*Short exercise*: Return the data exactly, with all pictures removed.

Data records

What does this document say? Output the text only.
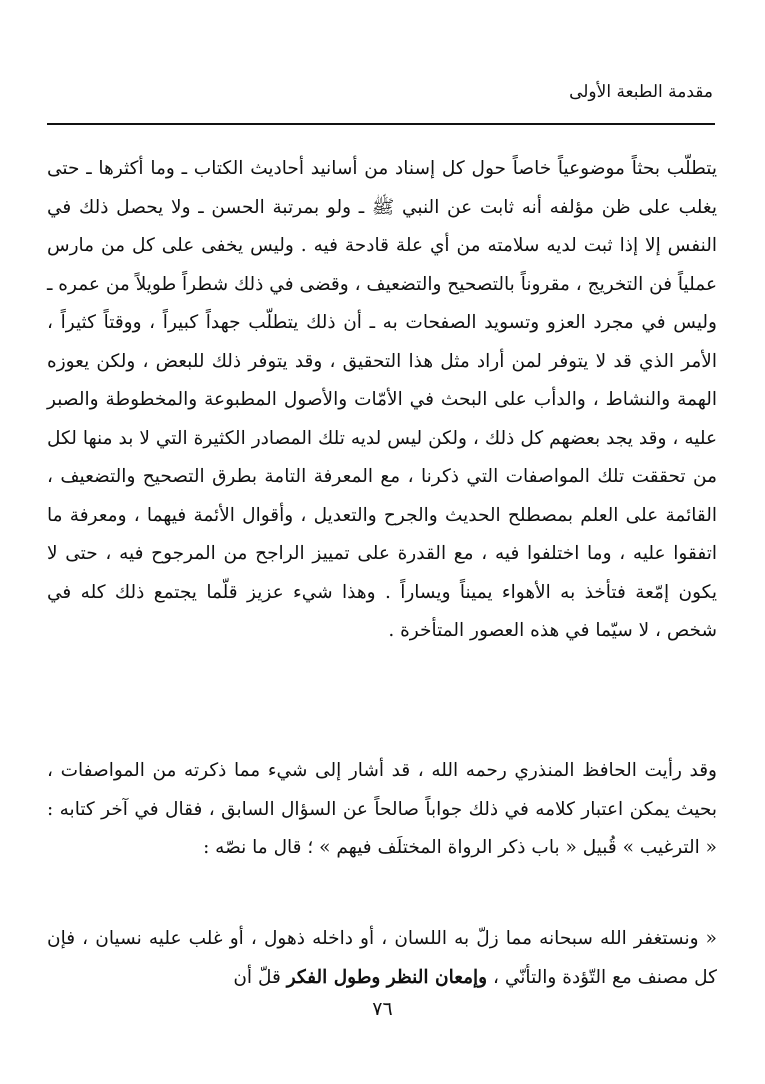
مقدمة الطبعة الأولى

يتطلّب بحثاً موضوعياً خاصاً حول كل إسناد من أسانيد أحاديث الكتاب ـ وما أكثرها ـ حتى يغلب على ظن مؤلفه أنه ثابت عن النبي ﷺ ـ ولو بمرتبة الحسن ـ ولا يحصل ذلك في النفس إلا إذا ثبت لديه سلامته من أي علة قادحة فيه . وليس يخفى على كل من مارس عملياً فن التخريج ، مقروناً بالتصحيح والتضعيف ، وقضى في ذلك شطراً طويلاً من عمره ـ وليس في مجرد العزو وتسويد الصفحات به ـ أن ذلك يتطلّب جهداً كبيراً ، ووقتاً كثيراً ، الأمر الذي قد لا يتوفر لمن أراد مثل هذا التحقيق ، وقد يتوفر ذلك للبعض ، ولكن يعوزه الهمة والنشاط ، والدأب على البحث في الأمّات والأصول المطبوعة والمخطوطة والصبر عليه ، وقد يجد بعضهم كل ذلك ، ولكن ليس لديه تلك المصادر الكثيرة التي لا بد منها لكل من تحققت تلك المواصفات التي ذكرنا ، مع المعرفة التامة بطرق التصحيح والتضعيف ، القائمة على العلم بمصطلح الحديث والجرح والتعديل ، وأقوال الأئمة فيهما ، ومعرفة ما اتفقوا عليه ، وما اختلفوا فيه ، مع القدرة على تمييز الراجح من المرجوح فيه ، حتى لا يكون إمّعة فتأخذ به الأهواء يميناً ويساراً . وهذا شيء عزيز قلّما يجتمع ذلك كله في شخص ، لا سيّما في هذه العصور المتأخرة .

وقد رأيت الحافظ المنذري رحمه الله ، قد أشار إلى شيء مما ذكرته من المواصفات ، بحيث يمكن اعتبار كلامه في ذلك جواباً صالحاً عن السؤال السابق ، فقال في آخر كتابه : « الترغيب » قُبيل « باب ذكر الرواة المختلَف فيهم » ؛ قال ما نصّه :

« ونستغفر الله سبحانه مما زلّ به اللسان ، أو داخله ذهول ، أو غلب عليه نسيان ، فإن كل مصنف مع التّؤدة والتأنّي ، وإمعان النظر وطول الفكر قلّ أن

٧٦
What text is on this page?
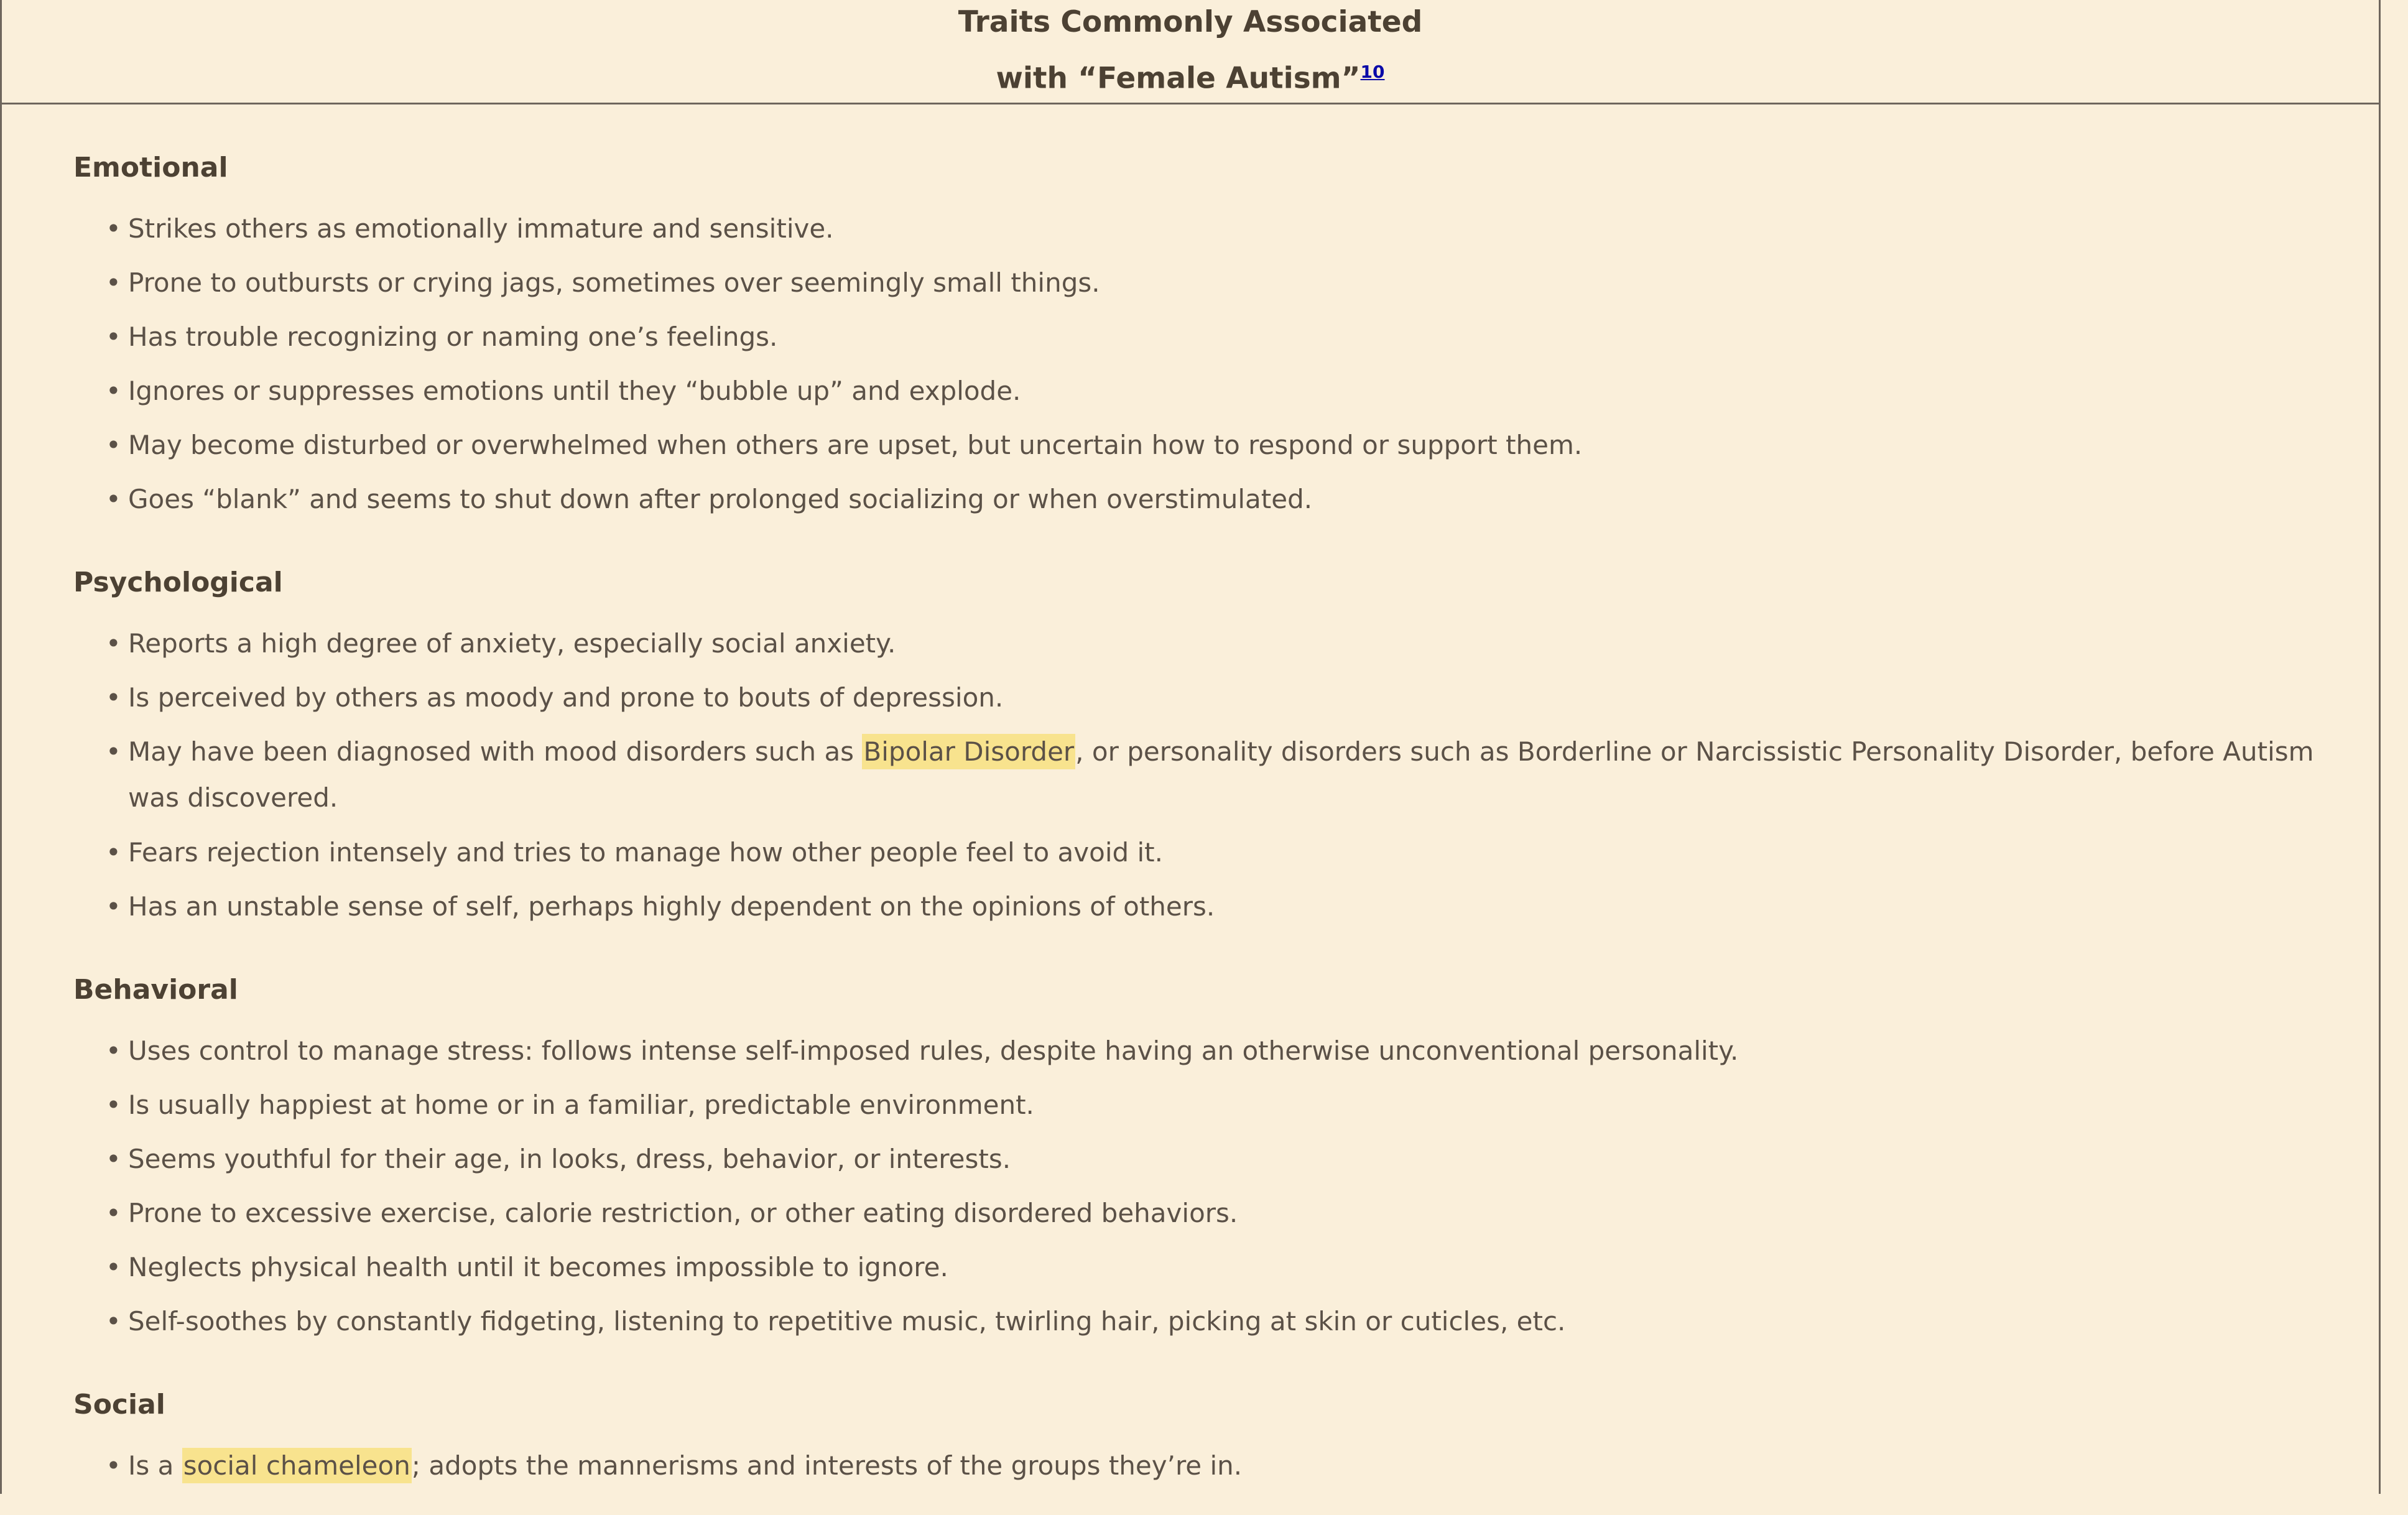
Traits Commonly Associated
with “Female Autism”$^{10}$
Emotional
• Strikes others as emotionally immature and sensitive.
• Prone to outbursts or crying jags, sometimes over seemingly small things.
• Has trouble recognizing or naming one’s feelings.
• Ignores or suppresses emotions until they “bubble up” and explode.
• May become disturbed or overwhelmed when others are upset, but uncertain how to respond or support them.
• Goes “blank” and seems to shut down after prolonged socializing or when overstimulated.
Psychological
• Reports a high degree of anxiety, especially social anxiety.
• Is perceived by others as moody and prone to bouts of depression.
• May have been diagnosed with mood disorders such as Bipolar Disorder, or personality disorders such as Borderline or Narcissistic Personality Disorder, before Autism was discovered.
• Fears rejection intensely and tries to manage how other people feel to avoid it.
• Has an unstable sense of self, perhaps highly dependent on the opinions of others.
Behavioral
• Uses control to manage stress: follows intense self-imposed rules, despite having an otherwise unconventional personality.
• Is usually happiest at home or in a familiar, predictable environment.
• Seems youthful for their age, in looks, dress, behavior, or interests.
• Prone to excessive exercise, calorie restriction, or other eating disordered behaviors.
• Neglects physical health until it becomes impossible to ignore.
• Self-soothes by constantly fidgeting, listening to repetitive music, twirling hair, picking at skin or cuticles, etc.
Social
• Is a social chameleon; adopts the mannerisms and interests of the groups they’re in.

*Written answer*:
What does this document say? Output the text only.
مقدمة الطبعة الأولى

يتطلّب بحثاً موضوعياً خاصاً حول كل إسناد من أسانيد أحاديث الكتاب ـ وما أكثرها ـ حتى يغلب على ظن مؤلفه أنه ثابت عن النبي ﷺ ـ ولو بمرتبة الحسن ـ ولا يحصل ذلك في النفس إلا إذا ثبت لديه سلامته من أي علة قادحة فيه . وليس يخفى على كل من مارس عملياً فن التخريج ، مقروناً بالتصحيح والتضعيف ، وقضى في ذلك شطراً طويلاً من عمره ـ وليس في مجرد العزو وتسويد الصفحات به ـ أن ذلك يتطلّب جهداً كبيراً ، ووقتاً كثيراً ، الأمر الذي قد لا يتوفر لمن أراد مثل هذا التحقيق ، وقد يتوفر ذلك للبعض ، ولكن يعوزه الهمة والنشاط ، والدأب على البحث في الأمّات والأصول المطبوعة والمخطوطة والصبر عليه ، وقد يجد بعضهم كل ذلك ، ولكن ليس لديه تلك المصادر الكثيرة التي لا بد منها لكل من تحققت تلك المواصفات التي ذكرنا ، مع المعرفة التامة بطرق التصحيح والتضعيف ، القائمة على العلم بمصطلح الحديث والجرح والتعديل ، وأقوال الأئمة فيهما ، ومعرفة ما اتفقوا عليه ، وما اختلفوا فيه ، مع القدرة على تمييز الراجح من المرجوح فيه ، حتى لا يكون إمّعة فتأخذ به الأهواء يميناً ويساراً . وهذا شيء عزيز قلّما يجتمع ذلك كله في شخص ، لا سيّما في هذه العصور المتأخرة .

وقد رأيت الحافظ المنذري رحمه الله ، قد أشار إلى شيء مما ذكرته من المواصفات ، بحيث يمكن اعتبار كلامه في ذلك جواباً صالحاً عن السؤال السابق ، فقال في آخر كتابه : « الترغيب » قُبيل « باب ذكر الرواة المختلَف فيهم » ؛ قال ما نصّه :

« ونستغفر الله سبحانه مما زلّ به اللسان ، أو داخله ذهول ، أو غلب عليه نسيان ، فإن كل مصنف مع التّؤدة والتأنّي ، وإمعان النظر وطول الفكر قلّ أن

٧٦
What text is on this page?
Traits Commonly Associated
with “Female Autism”$^{10}$
Emotional
• Strikes others as emotionally immature and sensitive.
• Prone to outbursts or crying jags, sometimes over seemingly small things.
• Has trouble recognizing or naming one’s feelings.
• Ignores or suppresses emotions until they “bubble up” and explode.
• May become disturbed or overwhelmed when others are upset, but uncertain how to respond or support them.
• Goes “blank” and seems to shut down after prolonged socializing or when overstimulated.
Psychological
• Reports a high degree of anxiety, especially social anxiety.
• Is perceived by others as moody and prone to bouts of depression.
• May have been diagnosed with mood disorders such as Bipolar Disorder, or personality disorders such as Borderline or Narcissistic Personality Disorder, before Autism was discovered.
• Fears rejection intensely and tries to manage how other people feel to avoid it.
• Has an unstable sense of self, perhaps highly dependent on the opinions of others.
Behavioral
• Uses control to manage stress: follows intense self-imposed rules, despite having an otherwise unconventional personality.
• Is usually happiest at home or in a familiar, predictable environment.
• Seems youthful for their age, in looks, dress, behavior, or interests.
• Prone to excessive exercise, calorie restriction, or other eating disordered behaviors.
• Neglects physical health until it becomes impossible to ignore.
• Self-soothes by constantly fidgeting, listening to repetitive music, twirling hair, picking at skin or cuticles, etc.
Social
• Is a social chameleon; adopts the mannerisms and interests of the groups they’re in.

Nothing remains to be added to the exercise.